Copy the entries below exactly. Images do not belong in the copy.

**Task inputs**.
________
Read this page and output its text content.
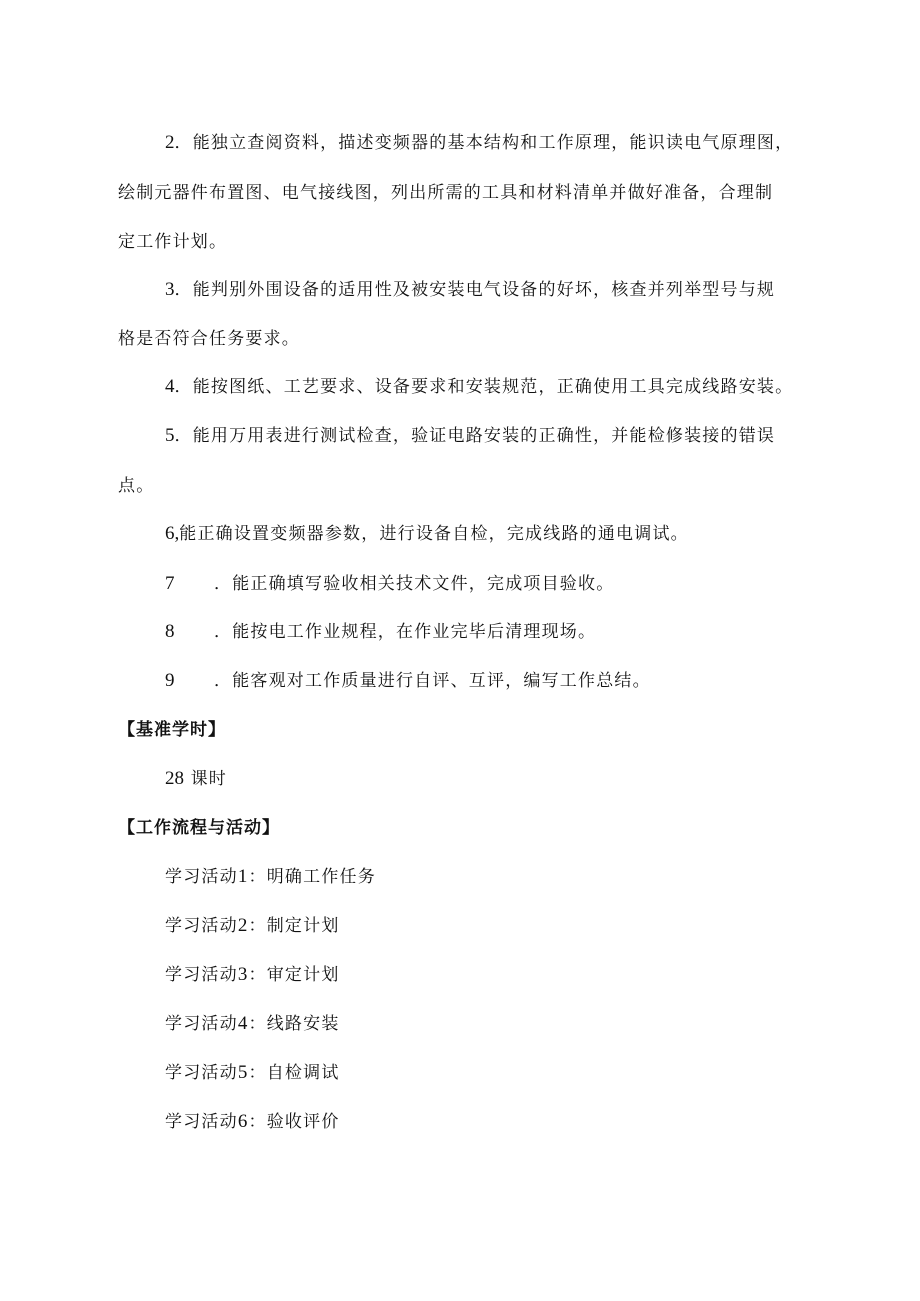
2．能独立查阅资料，描述变频器的基本结构和工作原理，能识读电气原理图，
绘制元器件布置图、电气接线图，列出所需的工具和材料清单并做好准备，合理制
定工作计划。
3．能判别外围设备的适用性及被安装电气设备的好坏，核查并列举型号与规
格是否符合任务要求。
4．能按图纸、工艺要求、设备要求和安装规范，正确使用工具完成线路安装。
5．能用万用表进行测试检查，验证电路安装的正确性，并能检修装接的错误
点。
6,能正确设置变频器参数，进行设备自检，完成线路的通电调试。
7 ．能正确填写验收相关技术文件，完成项目验收。
8 ．能按电工作业规程，在作业完毕后清理现场。
9 ．能客观对工作质量进行自评、互评，编写工作总结。
【基准学时】
28 课时
【工作流程与活动】
学习活动1：明确工作任务
学习活动2：制定计划
学习活动3：审定计划
学习活动4：线路安装
学习活动5：自检调试
学习活动6：验收评价
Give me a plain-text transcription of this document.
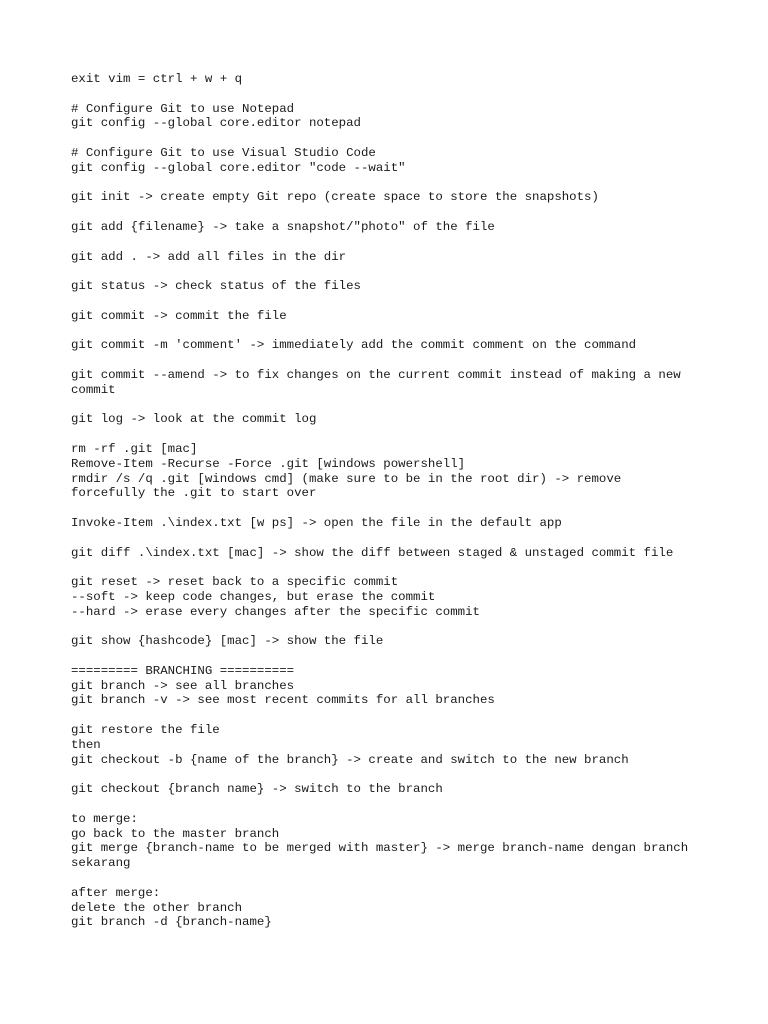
exit vim = ctrl + w + q
# Configure Git to use Notepad
git config --global core.editor notepad
# Configure Git to use Visual Studio Code
git config --global core.editor "code --wait"
git init -> create empty Git repo (create space to store the snapshots)
git add {filename} -> take a snapshot/"photo" of the file
git add . -> add all files in the dir
git status -> check status of the files
git commit -> commit the file
git commit -m 'comment' -> immediately add the commit comment on the command
git commit --amend -> to fix changes on the current commit instead of making a new
commit
git log -> look at the commit log
rm -rf .git [mac]
Remove-Item -Recurse -Force .git [windows powershell]
rmdir /s /q .git [windows cmd] (make sure to be in the root dir) -> remove
forcefully the .git to start over
Invoke-Item .\index.txt [w ps] -> open the file in the default app
git diff .\index.txt [mac] -> show the diff between staged & unstaged commit file
git reset -> reset back to a specific commit
--soft -> keep code changes, but erase the commit
--hard -> erase every changes after the specific commit
git show {hashcode} [mac] -> show the file
========= BRANCHING ==========
git branch -> see all branches
git branch -v -> see most recent commits for all branches
git restore the file
then
git checkout -b {name of the branch} -> create and switch to the new branch
git checkout {branch name} -> switch to the branch
to merge:
go back to the master branch
git merge {branch-name to be merged with master} -> merge branch-name dengan branch
sekarang
after merge:
delete the other branch
git branch -d {branch-name}
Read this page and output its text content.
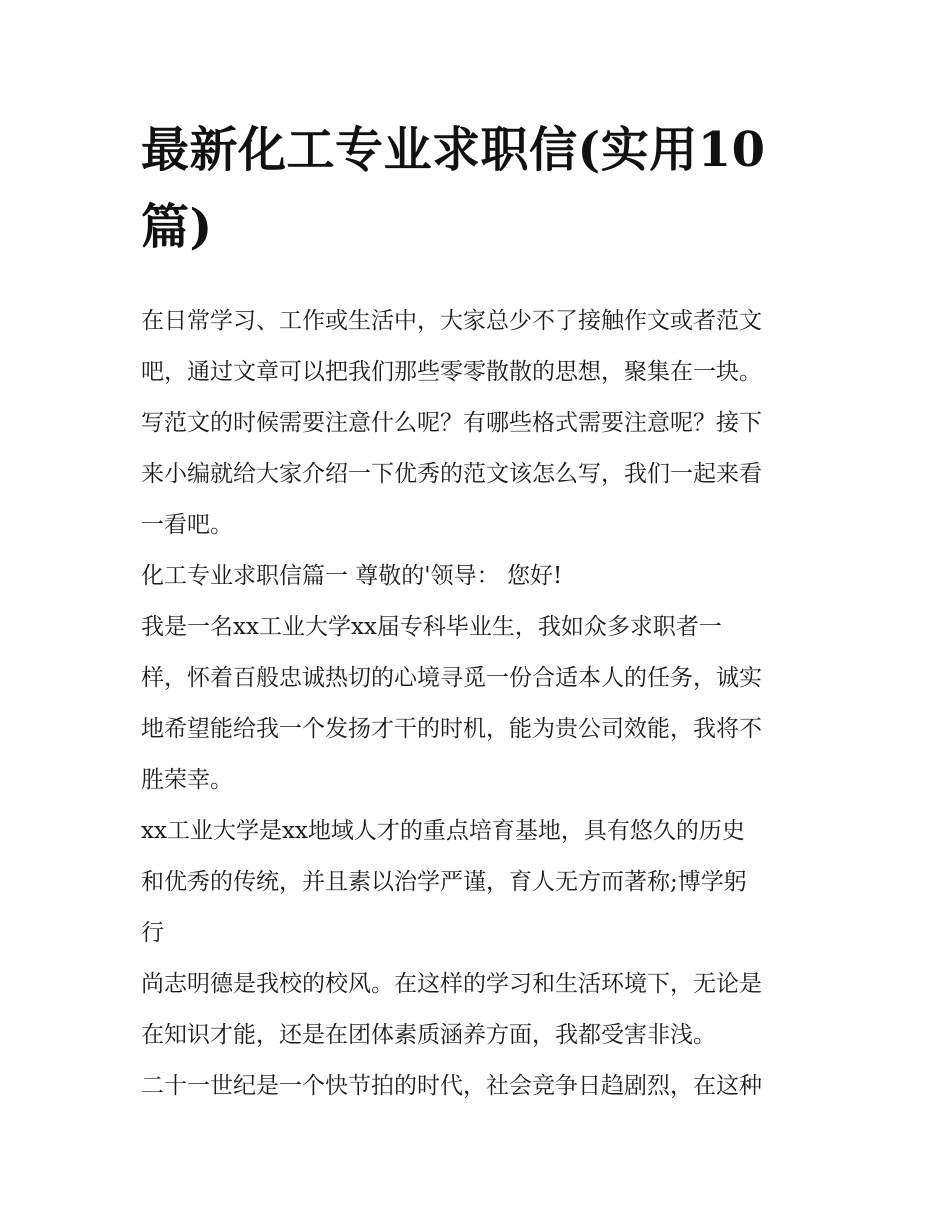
最新化工专业求职信(实用10
篇)
在日常学习、工作或生活中，大家总少不了接触作文或者范文
吧，通过文章可以把我们那些零零散散的思想，聚集在一块。
写范文的时候需要注意什么呢？有哪些格式需要注意呢？接下
来小编就给大家介绍一下优秀的范文该怎么写，我们一起来看
一看吧。
化工专业求职信篇一 尊敬的'领导： 您好!
我是一名xx工业大学xx届专科毕业生，我如众多求职者一
样，怀着百般忠诚热切的心境寻觅一份合适本人的任务，诚实
地希望能给我一个发扬才干的时机，能为贵公司效能，我将不
胜荣幸。
xx工业大学是xx地域人才的重点培育基地，具有悠久的历史
和优秀的传统，并且素以治学严谨，育人无方而著称;博学躬
行
尚志明德是我校的校风。在这样的学习和生活环境下，无论是
在知识才能，还是在团体素质涵养方面，我都受害非浅。
二十一世纪是一个快节拍的时代，社会竞争日趋剧烈，在这种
________
**Task solution**.
Read this page and output its text content.
2．能独立查阅资料，描述变频器的基本结构和工作原理，能识读电气原理图，
绘制元器件布置图、电气接线图，列出所需的工具和材料清单并做好准备，合理制
定工作计划。
3．能判别外围设备的适用性及被安装电气设备的好坏，核查并列举型号与规
格是否符合任务要求。
4．能按图纸、工艺要求、设备要求和安装规范，正确使用工具完成线路安装。
5．能用万用表进行测试检查，验证电路安装的正确性，并能检修装接的错误
点。
6,能正确设置变频器参数，进行设备自检，完成线路的通电调试。
7 ．能正确填写验收相关技术文件，完成项目验收。
8 ．能按电工作业规程，在作业完毕后清理现场。
9 ．能客观对工作质量进行自评、互评，编写工作总结。
【基准学时】
28 课时
【工作流程与活动】
学习活动1：明确工作任务
学习活动2：制定计划
学习活动3：审定计划
学习活动4：线路安装
学习活动5：自检调试
学习活动6：验收评价
Give me a plain-text transcription of this document.
exit vim = ctrl + w + q
# Configure Git to use Notepad
git config --global core.editor notepad
# Configure Git to use Visual Studio Code
git config --global core.editor "code --wait"
git init -> create empty Git repo (create space to store the snapshots)
git add {filename} -> take a snapshot/"photo" of the file
git add . -> add all files in the dir
git status -> check status of the files
git commit -> commit the file
git commit -m 'comment' -> immediately add the commit comment on the command
git commit --amend -> to fix changes on the current commit instead of making a new
commit
git log -> look at the commit log
rm -rf .git [mac]
Remove-Item -Recurse -Force .git [windows powershell]
rmdir /s /q .git [windows cmd] (make sure to be in the root dir) -> remove
forcefully the .git to start over
Invoke-Item .\index.txt [w ps] -> open the file in the default app
git diff .\index.txt [mac] -> show the diff between staged & unstaged commit file
git reset -> reset back to a specific commit
--soft -> keep code changes, but erase the commit
--hard -> erase every changes after the specific commit
git show {hashcode} [mac] -> show the file
========= BRANCHING ==========
git branch -> see all branches
git branch -v -> see most recent commits for all branches
git restore the file
then
git checkout -b {name of the branch} -> create and switch to the new branch
git checkout {branch name} -> switch to the branch
to merge:
go back to the master branch
git merge {branch-name to be merged with master} -> merge branch-name dengan branch
sekarang
after merge:
delete the other branch
git branch -d {branch-name}
Read this page and output its text content.
最新化工专业求职信(实用10
篇)
在日常学习、工作或生活中，大家总少不了接触作文或者范文
吧，通过文章可以把我们那些零零散散的思想，聚集在一块。
写范文的时候需要注意什么呢？有哪些格式需要注意呢？接下
来小编就给大家介绍一下优秀的范文该怎么写，我们一起来看
一看吧。
化工专业求职信篇一 尊敬的'领导： 您好!
我是一名xx工业大学xx届专科毕业生，我如众多求职者一
样，怀着百般忠诚热切的心境寻觅一份合适本人的任务，诚实
地希望能给我一个发扬才干的时机，能为贵公司效能，我将不
胜荣幸。
xx工业大学是xx地域人才的重点培育基地，具有悠久的历史
和优秀的传统，并且素以治学严谨，育人无方而著称;博学躬
行
尚志明德是我校的校风。在这样的学习和生活环境下，无论是
在知识才能，还是在团体素质涵养方面，我都受害非浅。
二十一世纪是一个快节拍的时代，社会竞争日趋剧烈，在这种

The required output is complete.